[MATERIAL TO PROCESS]:
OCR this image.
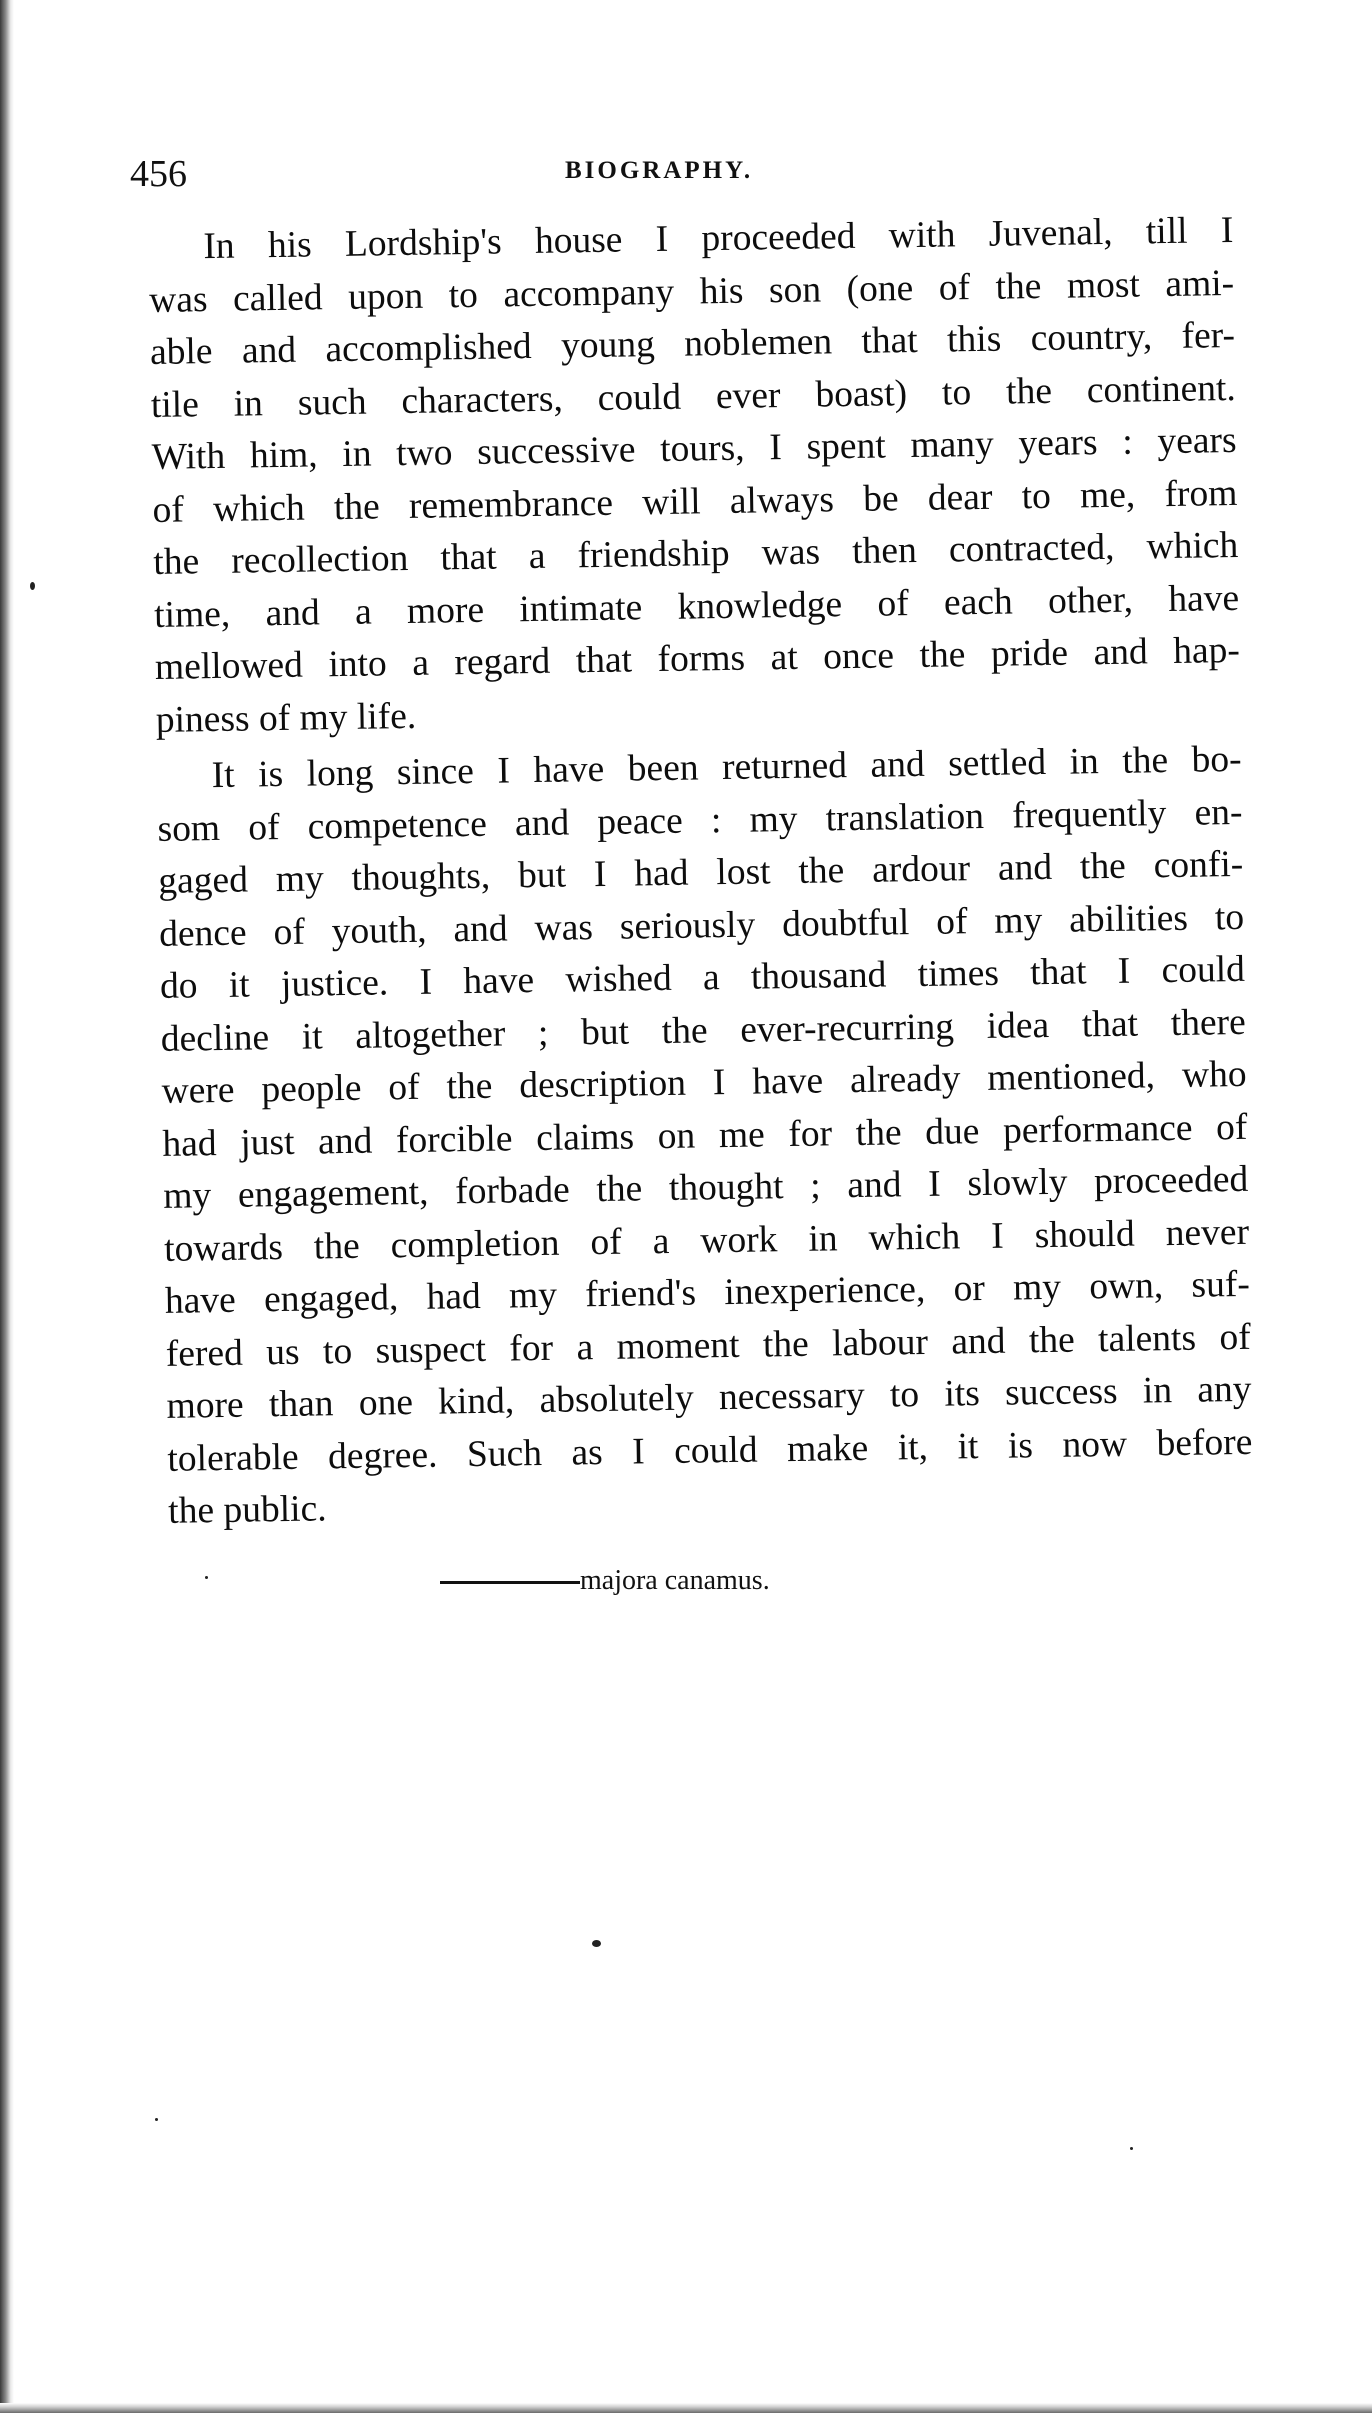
456	BIOGRAPHY.

In his Lordship's house I proceeded with Juvenal, till I
was called upon to accompany his son (one of the most ami-
able and accomplished young noblemen that this country, fer-
tile in such characters, could ever boast) to the continent.
With him, in two successive tours, I spent many years : years
of which the remembrance will always be dear to me, from
the recollection that a friendship was then contracted, which
time, and a more intimate knowledge of each other, have
mellowed into a regard that forms at once the pride and hap-
piness of my life.
It is long since I have been returned and settled in the bo-
som of competence and peace : my translation frequently en-
gaged my thoughts, but I had lost the ardour and the confi-
dence of youth, and was seriously doubtful of my abilities to
do it justice. I have wished a thousand times that I could
decline it altogether ; but the ever-recurring idea that there
were people of the description I have already mentioned, who
had just and forcible claims on me for the due performance of
my engagement, forbade the thought ; and I slowly proceeded
towards the completion of a work in which I should never
have engaged, had my friend's inexperience, or my own, suf-
fered us to suspect for a moment the labour and the talents of
more than one kind, absolutely necessary to its success in any
tolerable degree. Such as I could make it, it is now before
the public.

majora canamus.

[WHAT IS BEING ASKED]: Repeat each record exactly as shown above, dropping all images.

[RESULT OF THIS TASK]:
OCR this image.
456	BIOGRAPHY.

In his Lordship's house I proceeded with Juvenal, till I
was called upon to accompany his son (one of the most ami-
able and accomplished young noblemen that this country, fer-
tile in such characters, could ever boast) to the continent.
With him, in two successive tours, I spent many years : years
of which the remembrance will always be dear to me, from
the recollection that a friendship was then contracted, which
time, and a more intimate knowledge of each other, have
mellowed into a regard that forms at once the pride and hap-
piness of my life.
It is long since I have been returned and settled in the bo-
som of competence and peace : my translation frequently en-
gaged my thoughts, but I had lost the ardour and the confi-
dence of youth, and was seriously doubtful of my abilities to
do it justice. I have wished a thousand times that I could
decline it altogether ; but the ever-recurring idea that there
were people of the description I have already mentioned, who
had just and forcible claims on me for the due performance of
my engagement, forbade the thought ; and I slowly proceeded
towards the completion of a work in which I should never
have engaged, had my friend's inexperience, or my own, suf-
fered us to suspect for a moment the labour and the talents of
more than one kind, absolutely necessary to its success in any
tolerable degree. Such as I could make it, it is now before
the public.

majora canamus.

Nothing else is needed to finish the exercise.